WHAT THIS TASK INVOLVES:
Output each entry below as it stands, leaving out every picture.

* begin *

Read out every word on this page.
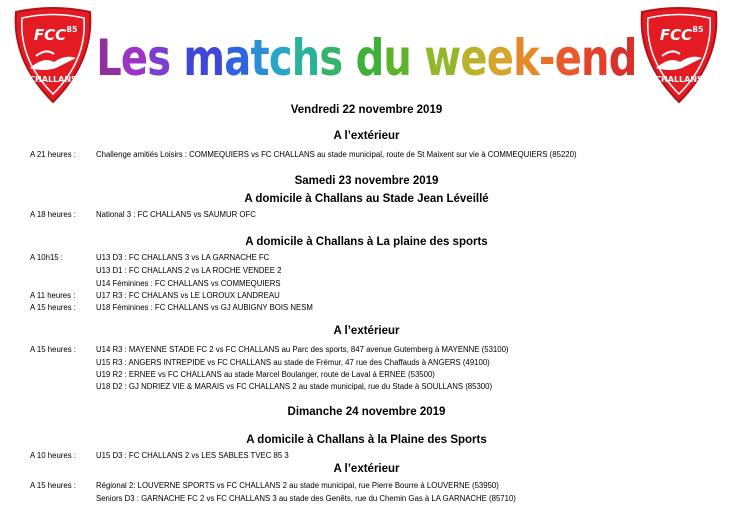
FCC 85
CHALLANS
FCC 85
CHALLANS
Les matchs du week-end
Vendredi 22 novembre 2019
A l’extérieur
A 21 heures :	Challenge amitiés Loisirs : COMMEQUIERS vs FC CHALLANS au stade municipal, route de St Maixent sur vie à COMMEQUIERS (85220)
Samedi 23 novembre 2019
A domicile à Challans au Stade Jean Léveillé
A 18 heures :	National 3 : FC CHALLANS vs SAUMUR OFC
A domicile à Challans à La plaine des sports
A 10h15 :	U13 D3 : FC CHALLANS 3 vs LA GARNACHE FC
U13 D1 : FC CHALLANS 2 vs LA ROCHE VENDEE 2
U14 Féminines : FC CHALLANS vs COMMEQUIERS
A 11 heures :	U17 R3 : FC CHALANS vs LE LOROUX LANDREAU
A 15 heures :	U18 Féminines : FC CHALLANS vs GJ AUBIGNY BOIS NESM
A l’extérieur
A 15 heures :	U14 R3 : MAYENNE STADE FC 2 vs FC CHALLANS au Parc des sports, 847 avenue Gutemberg à MAYENNE (53100)
U15 R3 : ANGERS INTREPIDE vs FC CHALLANS au stade de Frémur, 47 rue des Chaffauds à ANGERS (49100)
U19 R2 : ERNEE vs FC CHALLANS au stade Marcel Boulanger, route de Laval à ERNEE (53500)
U18 D2 : GJ NDRIEZ VIE & MARAIS vs FC CHALLANS 2 au stade municipal, rue du Stade à SOULLANS (85300)
Dimanche 24 novembre 2019
A domicile à Challans à la Plaine des Sports
A 10 heures :	U15 D3 : FC CHALLANS 2 vs LES SABLES TVEC 85 3
A l’extérieur
A 15 heures :	Régional 2: LOUVERNE SPORTS vs FC CHALLANS 2 au stade municipal, rue Pierre Bourre à LOUVERNE (53950)
Seniors D3 : GARNACHE FC 2 vs FC CHALLANS 3 au stade des Genêts, rue du Chemin Gas à LA GARNACHE (85710)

* end *

EXERCISE RESULT:
Read out every word on this page.
FCC 85
CHALLANS
FCC 85
CHALLANS
Les matchs du week-end
Vendredi 22 novembre 2019
A l’extérieur
A 21 heures :	Challenge amitiés Loisirs : COMMEQUIERS vs FC CHALLANS au stade municipal, route de St Maixent sur vie à COMMEQUIERS (85220)
Samedi 23 novembre 2019
A domicile à Challans au Stade Jean Léveillé
A 18 heures :	National 3 : FC CHALLANS vs SAUMUR OFC
A domicile à Challans à La plaine des sports
A 10h15 :	U13 D3 : FC CHALLANS 3 vs LA GARNACHE FC
U13 D1 : FC CHALLANS 2 vs LA ROCHE VENDEE 2
U14 Féminines : FC CHALLANS vs COMMEQUIERS
A 11 heures :	U17 R3 : FC CHALANS vs LE LOROUX LANDREAU
A 15 heures :	U18 Féminines : FC CHALLANS vs GJ AUBIGNY BOIS NESM
A l’extérieur
A 15 heures :	U14 R3 : MAYENNE STADE FC 2 vs FC CHALLANS au Parc des sports, 847 avenue Gutemberg à MAYENNE (53100)
U15 R3 : ANGERS INTREPIDE vs FC CHALLANS au stade de Frémur, 47 rue des Chaffauds à ANGERS (49100)
U19 R2 : ERNEE vs FC CHALLANS au stade Marcel Boulanger, route de Laval à ERNEE (53500)
U18 D2 : GJ NDRIEZ VIE & MARAIS vs FC CHALLANS 2 au stade municipal, rue du Stade à SOULLANS (85300)
Dimanche 24 novembre 2019
A domicile à Challans à la Plaine des Sports
A 10 heures :	U15 D3 : FC CHALLANS 2 vs LES SABLES TVEC 85 3
A l’extérieur
A 15 heures :	Régional 2: LOUVERNE SPORTS vs FC CHALLANS 2 au stade municipal, rue Pierre Bourre à LOUVERNE (53950)
Seniors D3 : GARNACHE FC 2 vs FC CHALLANS 3 au stade des Genêts, rue du Chemin Gas à LA GARNACHE (85710)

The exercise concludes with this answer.